-- BRIEF --
Throughout the material below, how many lines include the string "JAIME"? Reply with only the number.

-- INPUT RECORDS --
···
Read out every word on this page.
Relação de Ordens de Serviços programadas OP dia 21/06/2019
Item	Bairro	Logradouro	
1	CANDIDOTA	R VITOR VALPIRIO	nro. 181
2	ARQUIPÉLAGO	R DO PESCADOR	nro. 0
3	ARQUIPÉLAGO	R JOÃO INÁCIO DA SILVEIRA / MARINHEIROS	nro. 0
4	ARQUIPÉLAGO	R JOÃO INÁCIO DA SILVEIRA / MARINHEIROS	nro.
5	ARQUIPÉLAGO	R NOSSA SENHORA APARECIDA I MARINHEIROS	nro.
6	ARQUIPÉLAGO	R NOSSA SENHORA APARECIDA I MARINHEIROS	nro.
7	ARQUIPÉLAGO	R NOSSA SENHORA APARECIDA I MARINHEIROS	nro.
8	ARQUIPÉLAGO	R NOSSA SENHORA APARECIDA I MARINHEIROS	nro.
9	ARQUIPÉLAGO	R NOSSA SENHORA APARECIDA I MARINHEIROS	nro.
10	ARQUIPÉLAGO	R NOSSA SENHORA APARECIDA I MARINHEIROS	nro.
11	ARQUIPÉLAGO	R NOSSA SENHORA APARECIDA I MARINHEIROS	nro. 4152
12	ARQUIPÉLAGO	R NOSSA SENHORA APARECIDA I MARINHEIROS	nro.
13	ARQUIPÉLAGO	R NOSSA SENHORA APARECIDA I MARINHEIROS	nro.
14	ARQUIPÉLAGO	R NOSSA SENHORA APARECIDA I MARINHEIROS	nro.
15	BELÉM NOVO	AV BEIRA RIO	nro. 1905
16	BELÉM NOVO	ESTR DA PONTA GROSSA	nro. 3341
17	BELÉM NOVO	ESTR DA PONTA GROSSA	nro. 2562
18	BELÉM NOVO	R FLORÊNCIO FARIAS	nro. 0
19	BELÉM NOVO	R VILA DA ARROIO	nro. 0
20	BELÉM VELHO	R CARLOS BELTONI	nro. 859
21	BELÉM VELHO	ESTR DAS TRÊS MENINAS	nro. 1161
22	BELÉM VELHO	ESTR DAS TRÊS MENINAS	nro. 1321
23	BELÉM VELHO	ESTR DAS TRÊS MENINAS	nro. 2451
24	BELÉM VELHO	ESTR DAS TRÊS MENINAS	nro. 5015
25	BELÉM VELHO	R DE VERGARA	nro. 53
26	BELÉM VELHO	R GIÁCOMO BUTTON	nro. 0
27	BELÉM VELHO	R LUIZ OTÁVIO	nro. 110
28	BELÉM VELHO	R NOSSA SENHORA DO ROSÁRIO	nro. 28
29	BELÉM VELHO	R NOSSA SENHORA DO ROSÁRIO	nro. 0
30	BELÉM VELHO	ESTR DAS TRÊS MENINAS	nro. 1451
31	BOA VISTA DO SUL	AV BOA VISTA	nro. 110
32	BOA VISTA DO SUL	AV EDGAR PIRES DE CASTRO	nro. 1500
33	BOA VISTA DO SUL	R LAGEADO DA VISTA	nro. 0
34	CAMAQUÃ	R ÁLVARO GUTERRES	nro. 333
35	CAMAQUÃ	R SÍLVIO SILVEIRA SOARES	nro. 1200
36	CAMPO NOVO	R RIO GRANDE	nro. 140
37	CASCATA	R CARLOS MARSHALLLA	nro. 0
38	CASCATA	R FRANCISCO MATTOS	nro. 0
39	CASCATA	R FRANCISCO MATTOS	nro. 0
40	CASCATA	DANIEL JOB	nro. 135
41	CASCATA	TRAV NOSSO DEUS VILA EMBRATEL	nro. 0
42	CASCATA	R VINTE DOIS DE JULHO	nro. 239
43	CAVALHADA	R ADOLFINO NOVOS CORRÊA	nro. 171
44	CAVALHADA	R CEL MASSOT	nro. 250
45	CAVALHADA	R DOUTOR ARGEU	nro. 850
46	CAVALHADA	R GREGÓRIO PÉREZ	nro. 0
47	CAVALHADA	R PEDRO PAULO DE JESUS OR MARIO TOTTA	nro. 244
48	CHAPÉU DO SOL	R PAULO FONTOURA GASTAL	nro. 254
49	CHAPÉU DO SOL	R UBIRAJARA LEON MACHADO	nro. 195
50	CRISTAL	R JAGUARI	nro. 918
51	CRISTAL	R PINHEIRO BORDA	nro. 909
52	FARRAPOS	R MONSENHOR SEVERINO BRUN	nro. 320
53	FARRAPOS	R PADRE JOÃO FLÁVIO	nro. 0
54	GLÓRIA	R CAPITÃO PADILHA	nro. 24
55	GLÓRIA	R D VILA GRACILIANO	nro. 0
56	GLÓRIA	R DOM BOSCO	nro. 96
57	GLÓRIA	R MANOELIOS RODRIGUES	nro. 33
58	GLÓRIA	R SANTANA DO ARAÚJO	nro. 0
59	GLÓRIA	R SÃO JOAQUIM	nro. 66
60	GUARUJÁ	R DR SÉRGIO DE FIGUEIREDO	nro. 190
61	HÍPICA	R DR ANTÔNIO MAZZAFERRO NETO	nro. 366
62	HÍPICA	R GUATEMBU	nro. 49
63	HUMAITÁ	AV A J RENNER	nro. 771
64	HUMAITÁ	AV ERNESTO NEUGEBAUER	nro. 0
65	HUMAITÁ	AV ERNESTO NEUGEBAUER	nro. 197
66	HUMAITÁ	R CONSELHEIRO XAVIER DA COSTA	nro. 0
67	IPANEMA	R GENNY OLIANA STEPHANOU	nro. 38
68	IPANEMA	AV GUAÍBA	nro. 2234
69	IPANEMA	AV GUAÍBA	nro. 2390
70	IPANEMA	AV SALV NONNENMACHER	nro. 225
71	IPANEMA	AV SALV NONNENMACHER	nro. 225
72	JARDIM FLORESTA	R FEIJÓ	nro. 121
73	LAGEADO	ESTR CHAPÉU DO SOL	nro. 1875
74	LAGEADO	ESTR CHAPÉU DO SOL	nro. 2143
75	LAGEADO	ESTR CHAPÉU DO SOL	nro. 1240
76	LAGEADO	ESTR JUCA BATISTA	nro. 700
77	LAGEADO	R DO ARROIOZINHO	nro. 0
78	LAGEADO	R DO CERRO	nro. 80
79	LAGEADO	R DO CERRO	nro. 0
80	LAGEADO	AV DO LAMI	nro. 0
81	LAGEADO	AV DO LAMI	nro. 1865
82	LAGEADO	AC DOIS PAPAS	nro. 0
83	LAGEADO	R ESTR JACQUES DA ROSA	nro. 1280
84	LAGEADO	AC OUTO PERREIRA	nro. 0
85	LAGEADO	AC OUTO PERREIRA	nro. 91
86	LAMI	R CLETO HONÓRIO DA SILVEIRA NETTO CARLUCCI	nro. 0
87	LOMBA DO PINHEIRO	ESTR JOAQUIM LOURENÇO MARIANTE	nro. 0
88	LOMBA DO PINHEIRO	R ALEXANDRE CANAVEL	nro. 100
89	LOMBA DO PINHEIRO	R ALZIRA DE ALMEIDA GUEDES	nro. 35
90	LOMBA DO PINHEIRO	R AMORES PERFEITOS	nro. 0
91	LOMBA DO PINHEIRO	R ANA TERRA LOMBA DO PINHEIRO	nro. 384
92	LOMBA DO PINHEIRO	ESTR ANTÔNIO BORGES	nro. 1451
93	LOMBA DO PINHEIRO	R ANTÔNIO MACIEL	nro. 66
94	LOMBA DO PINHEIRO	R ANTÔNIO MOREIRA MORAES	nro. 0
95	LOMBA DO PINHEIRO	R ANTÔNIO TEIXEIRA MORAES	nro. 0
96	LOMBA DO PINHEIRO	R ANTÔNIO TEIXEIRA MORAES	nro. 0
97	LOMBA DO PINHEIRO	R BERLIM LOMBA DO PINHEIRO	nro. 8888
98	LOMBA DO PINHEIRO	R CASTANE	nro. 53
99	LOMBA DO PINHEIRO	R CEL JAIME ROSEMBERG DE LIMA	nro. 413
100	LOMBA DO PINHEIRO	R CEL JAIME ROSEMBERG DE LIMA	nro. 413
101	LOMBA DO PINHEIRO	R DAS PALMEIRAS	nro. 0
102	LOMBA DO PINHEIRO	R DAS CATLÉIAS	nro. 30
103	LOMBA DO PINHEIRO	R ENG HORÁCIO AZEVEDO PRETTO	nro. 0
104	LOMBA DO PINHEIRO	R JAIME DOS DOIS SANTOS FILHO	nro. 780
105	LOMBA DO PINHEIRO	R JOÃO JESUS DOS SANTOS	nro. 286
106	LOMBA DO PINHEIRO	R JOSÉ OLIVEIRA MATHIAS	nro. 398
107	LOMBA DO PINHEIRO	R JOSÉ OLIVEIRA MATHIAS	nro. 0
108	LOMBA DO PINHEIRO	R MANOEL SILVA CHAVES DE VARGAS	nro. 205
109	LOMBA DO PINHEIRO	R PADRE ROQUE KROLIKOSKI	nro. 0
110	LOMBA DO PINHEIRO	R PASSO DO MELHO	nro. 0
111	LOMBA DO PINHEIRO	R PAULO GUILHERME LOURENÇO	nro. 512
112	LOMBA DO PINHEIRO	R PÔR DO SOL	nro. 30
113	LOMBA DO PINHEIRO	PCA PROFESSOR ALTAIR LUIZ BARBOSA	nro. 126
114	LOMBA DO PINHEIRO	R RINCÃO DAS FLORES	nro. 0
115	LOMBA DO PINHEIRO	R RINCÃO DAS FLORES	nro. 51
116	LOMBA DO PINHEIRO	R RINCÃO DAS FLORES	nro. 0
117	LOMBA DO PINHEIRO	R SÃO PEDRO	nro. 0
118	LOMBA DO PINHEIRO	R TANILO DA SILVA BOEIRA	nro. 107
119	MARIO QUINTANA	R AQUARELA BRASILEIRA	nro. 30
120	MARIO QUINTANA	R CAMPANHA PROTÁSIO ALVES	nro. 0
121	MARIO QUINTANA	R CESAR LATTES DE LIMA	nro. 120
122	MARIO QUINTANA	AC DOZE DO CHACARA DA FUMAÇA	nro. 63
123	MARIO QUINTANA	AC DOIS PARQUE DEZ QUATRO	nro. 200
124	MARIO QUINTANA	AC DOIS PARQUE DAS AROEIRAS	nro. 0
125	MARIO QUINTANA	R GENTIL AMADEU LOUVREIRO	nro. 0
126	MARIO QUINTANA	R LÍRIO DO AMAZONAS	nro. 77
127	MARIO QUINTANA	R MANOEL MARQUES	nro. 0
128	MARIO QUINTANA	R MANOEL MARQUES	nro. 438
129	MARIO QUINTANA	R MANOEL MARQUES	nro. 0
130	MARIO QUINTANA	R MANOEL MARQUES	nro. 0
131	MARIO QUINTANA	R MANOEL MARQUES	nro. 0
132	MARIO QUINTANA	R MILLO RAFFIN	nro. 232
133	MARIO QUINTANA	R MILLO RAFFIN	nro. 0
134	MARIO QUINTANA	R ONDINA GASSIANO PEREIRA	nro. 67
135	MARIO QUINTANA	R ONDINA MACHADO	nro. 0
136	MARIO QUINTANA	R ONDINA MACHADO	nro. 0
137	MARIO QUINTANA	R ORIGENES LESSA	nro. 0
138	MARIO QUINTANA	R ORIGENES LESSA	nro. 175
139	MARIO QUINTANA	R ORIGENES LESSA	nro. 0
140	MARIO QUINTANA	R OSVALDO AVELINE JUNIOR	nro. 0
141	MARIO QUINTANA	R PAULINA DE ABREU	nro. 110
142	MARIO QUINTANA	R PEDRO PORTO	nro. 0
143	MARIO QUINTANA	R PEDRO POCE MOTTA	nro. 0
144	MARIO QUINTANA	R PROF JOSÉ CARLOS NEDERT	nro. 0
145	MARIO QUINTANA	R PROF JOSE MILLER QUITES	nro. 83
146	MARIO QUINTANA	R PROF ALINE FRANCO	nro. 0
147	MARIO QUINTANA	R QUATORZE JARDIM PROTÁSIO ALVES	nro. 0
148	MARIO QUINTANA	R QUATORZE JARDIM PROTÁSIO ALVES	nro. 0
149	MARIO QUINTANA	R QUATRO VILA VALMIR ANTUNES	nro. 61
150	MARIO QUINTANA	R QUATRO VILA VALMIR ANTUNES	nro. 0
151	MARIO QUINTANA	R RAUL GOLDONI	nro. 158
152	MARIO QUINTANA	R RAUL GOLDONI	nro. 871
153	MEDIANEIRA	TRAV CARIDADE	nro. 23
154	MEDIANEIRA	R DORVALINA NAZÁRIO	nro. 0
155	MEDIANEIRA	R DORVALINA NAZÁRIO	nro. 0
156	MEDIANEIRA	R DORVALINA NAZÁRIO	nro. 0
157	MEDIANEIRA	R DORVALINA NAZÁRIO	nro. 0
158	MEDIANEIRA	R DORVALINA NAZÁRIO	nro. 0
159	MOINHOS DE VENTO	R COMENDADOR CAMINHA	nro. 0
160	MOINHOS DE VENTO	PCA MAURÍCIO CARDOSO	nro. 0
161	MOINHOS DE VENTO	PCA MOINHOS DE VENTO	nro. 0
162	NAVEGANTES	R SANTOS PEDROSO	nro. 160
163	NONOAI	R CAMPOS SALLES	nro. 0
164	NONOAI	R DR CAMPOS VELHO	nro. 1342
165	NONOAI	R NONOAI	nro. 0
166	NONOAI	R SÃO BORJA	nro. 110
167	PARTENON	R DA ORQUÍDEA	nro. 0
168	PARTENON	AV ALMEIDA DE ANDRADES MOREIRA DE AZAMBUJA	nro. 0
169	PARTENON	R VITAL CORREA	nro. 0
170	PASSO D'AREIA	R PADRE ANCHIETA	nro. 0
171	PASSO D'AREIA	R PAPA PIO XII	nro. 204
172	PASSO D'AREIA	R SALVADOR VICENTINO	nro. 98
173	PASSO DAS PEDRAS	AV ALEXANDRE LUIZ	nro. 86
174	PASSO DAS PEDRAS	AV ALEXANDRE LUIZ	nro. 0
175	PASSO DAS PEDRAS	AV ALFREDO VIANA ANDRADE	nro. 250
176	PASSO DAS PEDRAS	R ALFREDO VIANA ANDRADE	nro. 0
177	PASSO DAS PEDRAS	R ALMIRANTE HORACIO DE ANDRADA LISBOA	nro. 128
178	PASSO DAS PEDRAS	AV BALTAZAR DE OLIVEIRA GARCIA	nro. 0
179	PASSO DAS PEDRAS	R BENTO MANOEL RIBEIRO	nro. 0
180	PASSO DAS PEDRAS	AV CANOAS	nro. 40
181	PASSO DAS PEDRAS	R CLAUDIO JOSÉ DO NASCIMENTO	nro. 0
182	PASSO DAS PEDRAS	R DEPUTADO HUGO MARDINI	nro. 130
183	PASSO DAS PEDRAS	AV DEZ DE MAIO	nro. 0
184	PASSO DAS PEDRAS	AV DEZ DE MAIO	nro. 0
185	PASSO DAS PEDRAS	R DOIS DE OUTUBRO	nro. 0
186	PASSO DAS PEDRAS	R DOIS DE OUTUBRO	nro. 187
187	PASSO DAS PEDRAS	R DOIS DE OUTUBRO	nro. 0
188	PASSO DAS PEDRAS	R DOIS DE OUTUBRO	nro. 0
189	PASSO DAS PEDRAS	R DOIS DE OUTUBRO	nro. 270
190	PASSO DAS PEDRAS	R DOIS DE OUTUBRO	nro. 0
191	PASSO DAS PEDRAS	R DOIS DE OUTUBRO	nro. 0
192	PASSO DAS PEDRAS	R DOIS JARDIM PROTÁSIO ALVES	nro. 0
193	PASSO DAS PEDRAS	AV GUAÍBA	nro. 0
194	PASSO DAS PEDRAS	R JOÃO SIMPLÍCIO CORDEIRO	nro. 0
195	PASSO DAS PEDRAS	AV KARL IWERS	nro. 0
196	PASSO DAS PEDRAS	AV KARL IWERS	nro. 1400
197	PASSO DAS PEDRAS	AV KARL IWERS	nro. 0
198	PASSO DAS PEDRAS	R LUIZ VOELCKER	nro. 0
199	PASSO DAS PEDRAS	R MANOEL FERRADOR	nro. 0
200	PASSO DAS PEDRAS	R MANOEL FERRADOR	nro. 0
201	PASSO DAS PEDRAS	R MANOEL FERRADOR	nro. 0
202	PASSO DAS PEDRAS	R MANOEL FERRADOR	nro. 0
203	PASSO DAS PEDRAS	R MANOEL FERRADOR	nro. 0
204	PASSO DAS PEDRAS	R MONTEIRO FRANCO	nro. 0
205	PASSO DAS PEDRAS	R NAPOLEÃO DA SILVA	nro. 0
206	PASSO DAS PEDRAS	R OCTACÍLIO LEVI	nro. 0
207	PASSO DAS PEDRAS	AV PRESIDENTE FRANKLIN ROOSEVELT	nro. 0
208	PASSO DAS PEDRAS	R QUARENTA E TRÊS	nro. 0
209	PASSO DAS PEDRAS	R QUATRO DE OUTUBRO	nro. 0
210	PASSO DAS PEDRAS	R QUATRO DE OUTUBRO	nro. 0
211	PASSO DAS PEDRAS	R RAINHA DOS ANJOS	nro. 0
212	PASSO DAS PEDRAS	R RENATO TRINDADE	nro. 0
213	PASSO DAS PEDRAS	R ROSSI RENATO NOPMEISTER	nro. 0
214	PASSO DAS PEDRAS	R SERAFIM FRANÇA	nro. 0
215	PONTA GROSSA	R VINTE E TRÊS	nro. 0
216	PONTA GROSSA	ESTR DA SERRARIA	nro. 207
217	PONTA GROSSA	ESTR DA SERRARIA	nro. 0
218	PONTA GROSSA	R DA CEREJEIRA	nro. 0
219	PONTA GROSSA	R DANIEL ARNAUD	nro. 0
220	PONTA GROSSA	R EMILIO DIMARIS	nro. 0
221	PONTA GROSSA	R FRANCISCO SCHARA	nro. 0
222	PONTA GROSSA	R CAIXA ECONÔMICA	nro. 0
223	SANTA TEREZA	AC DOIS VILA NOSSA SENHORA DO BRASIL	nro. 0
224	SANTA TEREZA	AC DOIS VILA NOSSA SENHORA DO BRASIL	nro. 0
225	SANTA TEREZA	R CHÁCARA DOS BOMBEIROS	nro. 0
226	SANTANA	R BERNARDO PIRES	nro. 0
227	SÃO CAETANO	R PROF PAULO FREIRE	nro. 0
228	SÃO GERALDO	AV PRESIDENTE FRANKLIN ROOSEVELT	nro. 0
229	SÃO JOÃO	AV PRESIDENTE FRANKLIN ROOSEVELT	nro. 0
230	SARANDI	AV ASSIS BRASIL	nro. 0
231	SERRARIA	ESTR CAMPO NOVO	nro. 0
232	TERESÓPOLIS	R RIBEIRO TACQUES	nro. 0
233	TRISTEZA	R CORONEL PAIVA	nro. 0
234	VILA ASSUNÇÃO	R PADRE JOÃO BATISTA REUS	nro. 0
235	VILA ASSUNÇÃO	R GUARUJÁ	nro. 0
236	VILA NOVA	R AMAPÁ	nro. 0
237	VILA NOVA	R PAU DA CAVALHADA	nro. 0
···
-- OUTPUT FOR THIS EXERCISE --
3